• Stated problem: All of the records below must be output exactly, with no pictures carried over.

### Exercise data

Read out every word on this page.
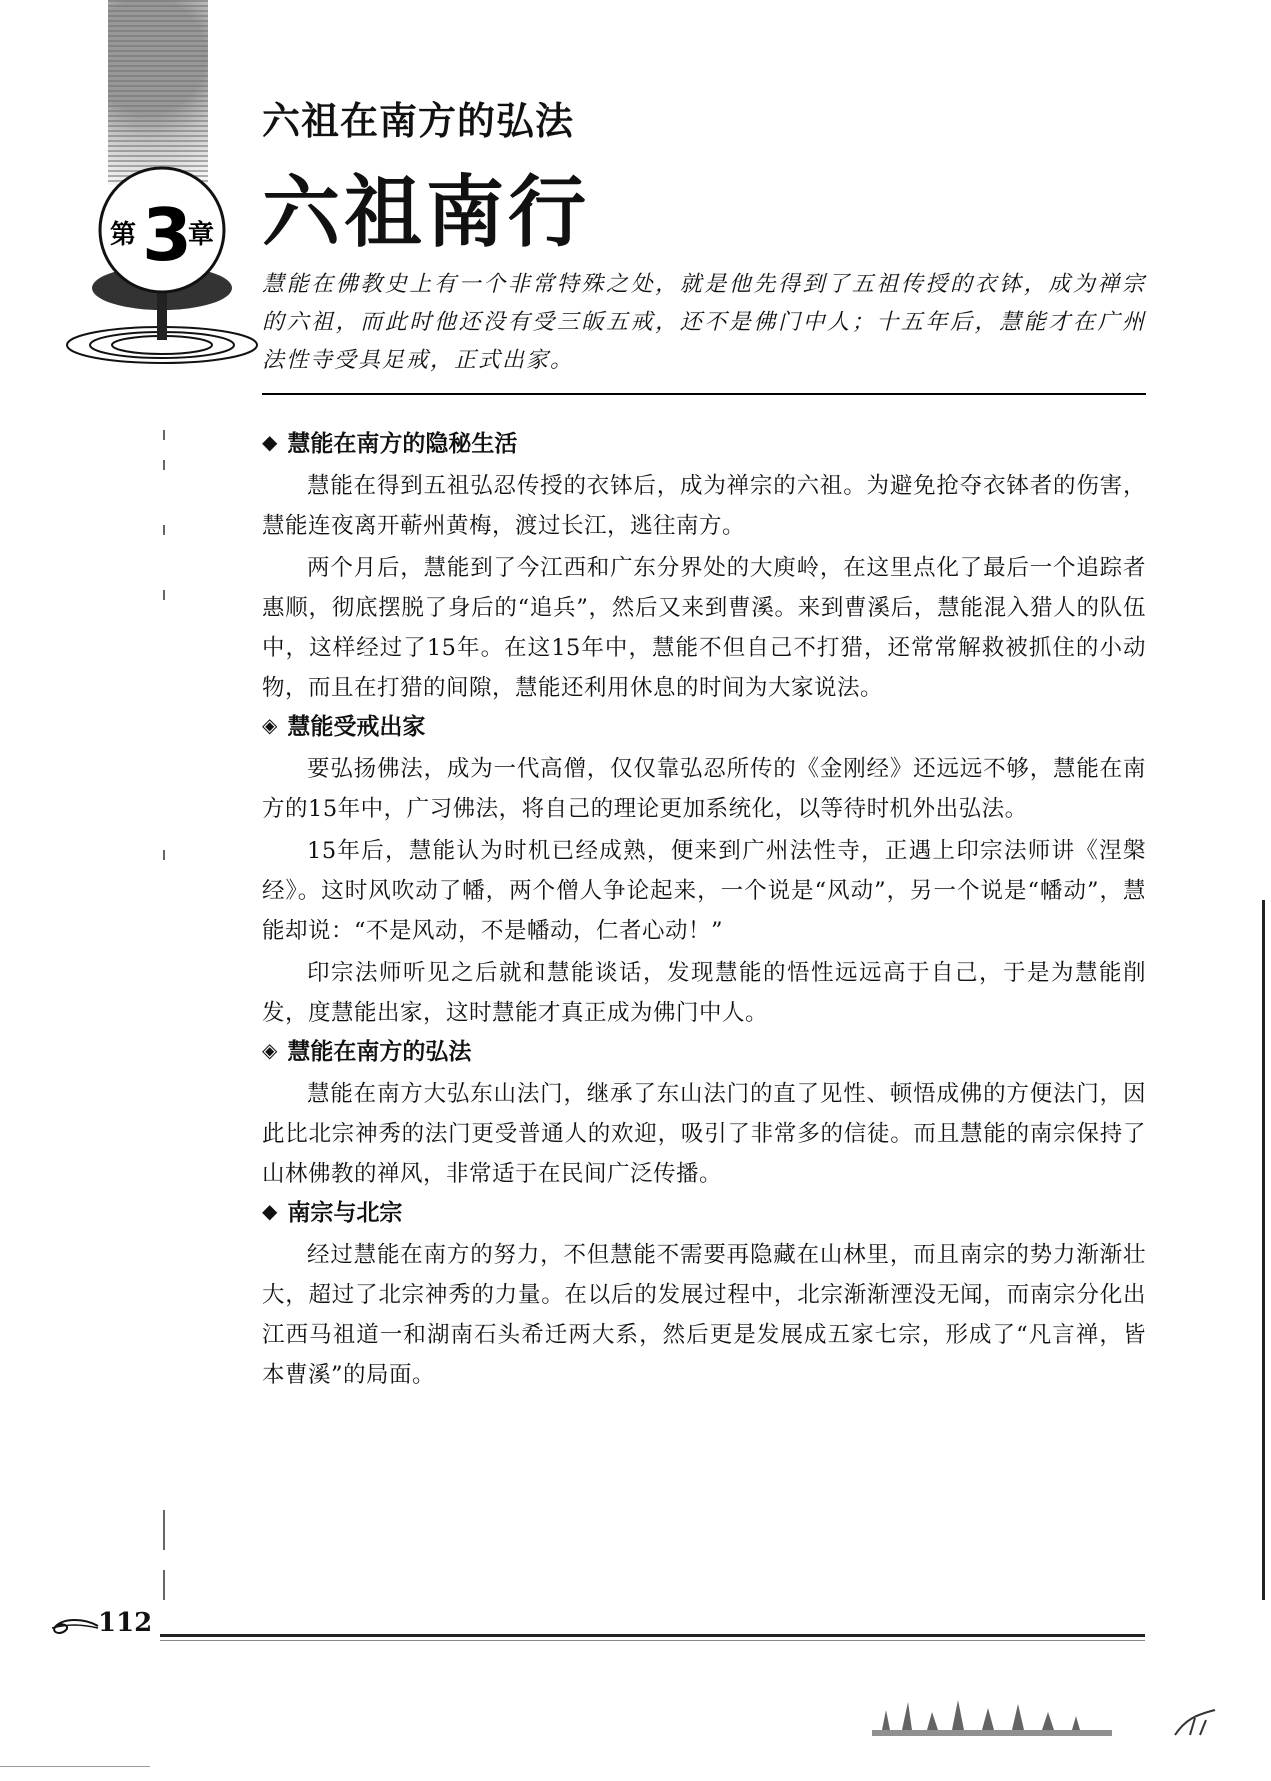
第 3
章
六祖在南方的弘法
六祖南行

慧能在佛教史上有一个非常特殊之处，就是他先得到了五祖传授的衣钵，成为禅宗的六祖，而此时他还没有受三皈五戒，还不是佛门中人；十五年后，慧能才在广州法性寺受具足戒，正式出家。

◆ 慧能在南方的隐秘生活

慧能在得到五祖弘忍传授的衣钵后，成为禅宗的六祖。为避免抢夺衣钵者的伤害，慧能连夜离开蕲州黄梅，渡过长江，逃往南方。

两个月后，慧能到了今江西和广东分界处的大庾岭，在这里点化了最后一个追踪者惠顺，彻底摆脱了身后的“追兵”，然后又来到曹溪。来到曹溪后，慧能混入猎人的队伍中，这样经过了15年。在这15年中，慧能不但自己不打猎，还常常解救被抓住的小动物，而且在打猎的间隙，慧能还利用休息的时间为大家说法。

◈ 慧能受戒出家

要弘扬佛法，成为一代高僧，仅仅靠弘忍所传的《金刚经》还远远不够，慧能在南方的15年中，广习佛法，将自己的理论更加系统化，以等待时机外出弘法。

15年后，慧能认为时机已经成熟，便来到广州法性寺，正遇上印宗法师讲《涅槃经》。这时风吹动了幡，两个僧人争论起来，一个说是“风动”，另一个说是“幡动”，慧能却说：“不是风动，不是幡动，仁者心动！”

印宗法师听见之后就和慧能谈话，发现慧能的悟性远远高于自己，于是为慧能削发，度慧能出家，这时慧能才真正成为佛门中人。

◈ 慧能在南方的弘法

慧能在南方大弘东山法门，继承了东山法门的直了见性、顿悟成佛的方便法门，因此比北宗神秀的法门更受普通人的欢迎，吸引了非常多的信徒。而且慧能的南宗保持了山林佛教的禅风，非常适于在民间广泛传播。

◆ 南宗与北宗

经过慧能在南方的努力，不但慧能不需要再隐藏在山林里，而且南宗的势力渐渐壮大，超过了北宗神秀的力量。在以后的发展过程中，北宗渐渐湮没无闻，而南宗分化出江西马祖道一和湖南石头希迁两大系，然后更是发展成五家七宗，形成了“凡言禅，皆本曹溪”的局面。

112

######

• The reply:
Read out every word on this page.
第 3
章
六祖在南方的弘法
六祖南行

慧能在佛教史上有一个非常特殊之处，就是他先得到了五祖传授的衣钵，成为禅宗的六祖，而此时他还没有受三皈五戒，还不是佛门中人；十五年后，慧能才在广州法性寺受具足戒，正式出家。

◆ 慧能在南方的隐秘生活

慧能在得到五祖弘忍传授的衣钵后，成为禅宗的六祖。为避免抢夺衣钵者的伤害，慧能连夜离开蕲州黄梅，渡过长江，逃往南方。

两个月后，慧能到了今江西和广东分界处的大庾岭，在这里点化了最后一个追踪者惠顺，彻底摆脱了身后的“追兵”，然后又来到曹溪。来到曹溪后，慧能混入猎人的队伍中，这样经过了15年。在这15年中，慧能不但自己不打猎，还常常解救被抓住的小动物，而且在打猎的间隙，慧能还利用休息的时间为大家说法。

◈ 慧能受戒出家

要弘扬佛法，成为一代高僧，仅仅靠弘忍所传的《金刚经》还远远不够，慧能在南方的15年中，广习佛法，将自己的理论更加系统化，以等待时机外出弘法。

15年后，慧能认为时机已经成熟，便来到广州法性寺，正遇上印宗法师讲《涅槃经》。这时风吹动了幡，两个僧人争论起来，一个说是“风动”，另一个说是“幡动”，慧能却说：“不是风动，不是幡动，仁者心动！”

印宗法师听见之后就和慧能谈话，发现慧能的悟性远远高于自己，于是为慧能削发，度慧能出家，这时慧能才真正成为佛门中人。

◈ 慧能在南方的弘法

慧能在南方大弘东山法门，继承了东山法门的直了见性、顿悟成佛的方便法门，因此比北宗神秀的法门更受普通人的欢迎，吸引了非常多的信徒。而且慧能的南宗保持了山林佛教的禅风，非常适于在民间广泛传播。

◆ 南宗与北宗

经过慧能在南方的努力，不但慧能不需要再隐藏在山林里，而且南宗的势力渐渐壮大，超过了北宗神秀的力量。在以后的发展过程中，北宗渐渐湮没无闻，而南宗分化出江西马祖道一和湖南石头希迁两大系，然后更是发展成五家七宗，形成了“凡言禅，皆本曹溪”的局面。

112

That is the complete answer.